◆ What to produce ◆
Among the records that follow, count the lines with the string "PreVenta"; report only that count.

◆ Raw data ◆
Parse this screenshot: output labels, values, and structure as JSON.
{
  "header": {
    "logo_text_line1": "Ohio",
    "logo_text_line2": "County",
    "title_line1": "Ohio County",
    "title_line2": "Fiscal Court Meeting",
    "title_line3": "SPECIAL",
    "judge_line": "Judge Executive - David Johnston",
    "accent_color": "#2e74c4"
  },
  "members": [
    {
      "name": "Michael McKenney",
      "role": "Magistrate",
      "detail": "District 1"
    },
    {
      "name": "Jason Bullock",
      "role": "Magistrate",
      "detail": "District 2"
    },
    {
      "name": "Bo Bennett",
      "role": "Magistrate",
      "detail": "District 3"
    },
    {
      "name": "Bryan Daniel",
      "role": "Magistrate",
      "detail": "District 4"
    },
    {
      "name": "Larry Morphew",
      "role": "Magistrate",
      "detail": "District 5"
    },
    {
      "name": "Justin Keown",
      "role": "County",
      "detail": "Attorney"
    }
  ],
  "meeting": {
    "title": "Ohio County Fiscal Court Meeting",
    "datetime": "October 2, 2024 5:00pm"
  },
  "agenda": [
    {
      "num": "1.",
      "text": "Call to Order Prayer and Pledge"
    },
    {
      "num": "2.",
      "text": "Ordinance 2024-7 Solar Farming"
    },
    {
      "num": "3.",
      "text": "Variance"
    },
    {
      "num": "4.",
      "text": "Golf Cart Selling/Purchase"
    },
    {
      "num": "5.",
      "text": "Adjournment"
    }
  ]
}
---
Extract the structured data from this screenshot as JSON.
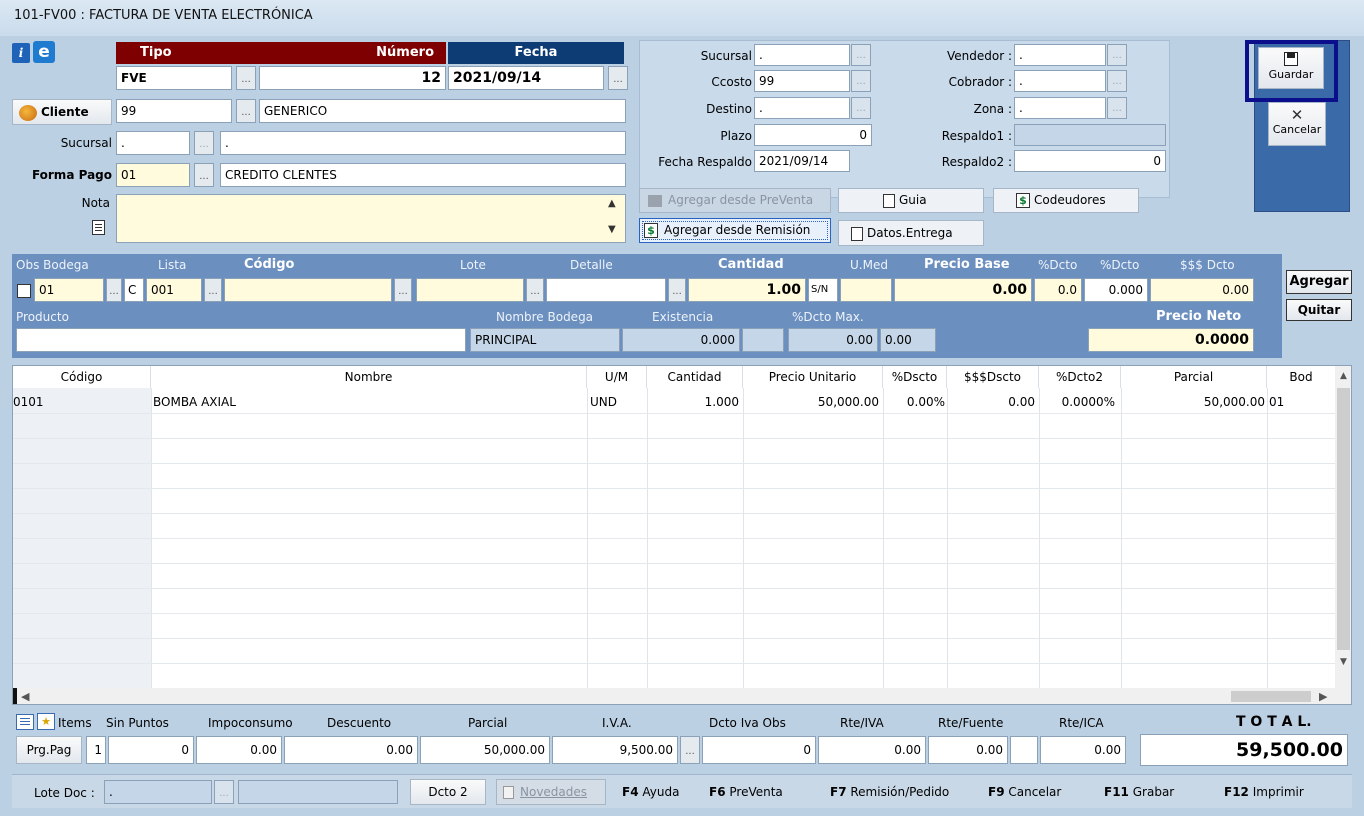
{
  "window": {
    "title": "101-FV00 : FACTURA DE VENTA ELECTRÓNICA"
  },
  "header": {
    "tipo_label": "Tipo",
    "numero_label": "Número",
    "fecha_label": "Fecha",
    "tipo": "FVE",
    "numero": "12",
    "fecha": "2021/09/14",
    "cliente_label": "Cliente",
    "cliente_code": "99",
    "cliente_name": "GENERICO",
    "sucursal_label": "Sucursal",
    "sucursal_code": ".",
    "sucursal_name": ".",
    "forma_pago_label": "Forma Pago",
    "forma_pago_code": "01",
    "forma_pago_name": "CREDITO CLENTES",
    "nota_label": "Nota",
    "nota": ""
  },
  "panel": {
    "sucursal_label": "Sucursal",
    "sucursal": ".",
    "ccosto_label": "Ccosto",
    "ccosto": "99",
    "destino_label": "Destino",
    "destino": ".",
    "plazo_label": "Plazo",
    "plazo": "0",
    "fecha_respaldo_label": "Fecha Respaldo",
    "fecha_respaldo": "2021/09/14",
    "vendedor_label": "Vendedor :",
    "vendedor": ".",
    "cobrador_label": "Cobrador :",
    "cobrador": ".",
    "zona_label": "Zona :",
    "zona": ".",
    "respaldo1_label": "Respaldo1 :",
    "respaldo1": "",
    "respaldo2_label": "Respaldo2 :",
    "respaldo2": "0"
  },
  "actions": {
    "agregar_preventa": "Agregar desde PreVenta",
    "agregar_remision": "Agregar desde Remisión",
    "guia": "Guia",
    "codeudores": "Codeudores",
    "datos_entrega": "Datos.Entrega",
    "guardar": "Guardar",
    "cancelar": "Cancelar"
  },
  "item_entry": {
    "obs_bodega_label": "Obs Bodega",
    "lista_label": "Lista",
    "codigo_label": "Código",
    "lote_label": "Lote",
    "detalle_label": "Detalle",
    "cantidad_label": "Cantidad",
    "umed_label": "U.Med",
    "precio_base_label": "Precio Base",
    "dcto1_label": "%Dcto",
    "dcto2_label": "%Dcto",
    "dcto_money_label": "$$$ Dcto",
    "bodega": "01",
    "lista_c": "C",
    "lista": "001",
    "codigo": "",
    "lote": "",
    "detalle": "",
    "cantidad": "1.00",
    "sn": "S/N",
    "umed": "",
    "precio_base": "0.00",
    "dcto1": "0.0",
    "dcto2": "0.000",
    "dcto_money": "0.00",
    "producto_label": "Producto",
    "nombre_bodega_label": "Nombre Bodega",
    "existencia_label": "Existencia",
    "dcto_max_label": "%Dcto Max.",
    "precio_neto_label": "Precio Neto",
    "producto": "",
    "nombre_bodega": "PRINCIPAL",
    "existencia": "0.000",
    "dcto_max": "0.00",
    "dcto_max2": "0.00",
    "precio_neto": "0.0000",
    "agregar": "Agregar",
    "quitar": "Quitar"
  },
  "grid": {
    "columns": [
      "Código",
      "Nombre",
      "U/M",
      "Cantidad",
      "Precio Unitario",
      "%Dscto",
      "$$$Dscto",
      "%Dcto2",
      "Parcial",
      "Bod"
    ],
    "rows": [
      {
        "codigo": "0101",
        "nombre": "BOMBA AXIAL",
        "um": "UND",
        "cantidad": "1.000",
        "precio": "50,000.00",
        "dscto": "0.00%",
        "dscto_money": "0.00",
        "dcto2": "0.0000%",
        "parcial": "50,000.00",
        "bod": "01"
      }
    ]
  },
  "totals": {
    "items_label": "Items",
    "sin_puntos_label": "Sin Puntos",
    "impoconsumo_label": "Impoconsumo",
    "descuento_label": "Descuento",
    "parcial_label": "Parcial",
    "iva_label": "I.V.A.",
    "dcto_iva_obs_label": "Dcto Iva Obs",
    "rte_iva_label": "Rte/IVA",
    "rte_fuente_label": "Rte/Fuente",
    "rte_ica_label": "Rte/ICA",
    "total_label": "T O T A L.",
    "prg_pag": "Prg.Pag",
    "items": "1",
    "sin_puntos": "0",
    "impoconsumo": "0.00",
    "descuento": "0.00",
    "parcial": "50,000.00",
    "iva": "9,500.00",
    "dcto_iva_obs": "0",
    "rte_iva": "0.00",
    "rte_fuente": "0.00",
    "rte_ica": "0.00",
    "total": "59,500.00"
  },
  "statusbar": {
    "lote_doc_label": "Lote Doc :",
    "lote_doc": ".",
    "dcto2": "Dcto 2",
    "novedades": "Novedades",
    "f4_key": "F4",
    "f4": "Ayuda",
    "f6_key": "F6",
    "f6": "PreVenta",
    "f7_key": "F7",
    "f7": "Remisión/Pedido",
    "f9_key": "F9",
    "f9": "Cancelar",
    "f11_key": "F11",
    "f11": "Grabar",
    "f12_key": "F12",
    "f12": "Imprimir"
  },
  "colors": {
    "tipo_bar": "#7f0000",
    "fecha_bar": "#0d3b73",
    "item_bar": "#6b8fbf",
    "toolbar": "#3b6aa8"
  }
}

◆ Response ◆
2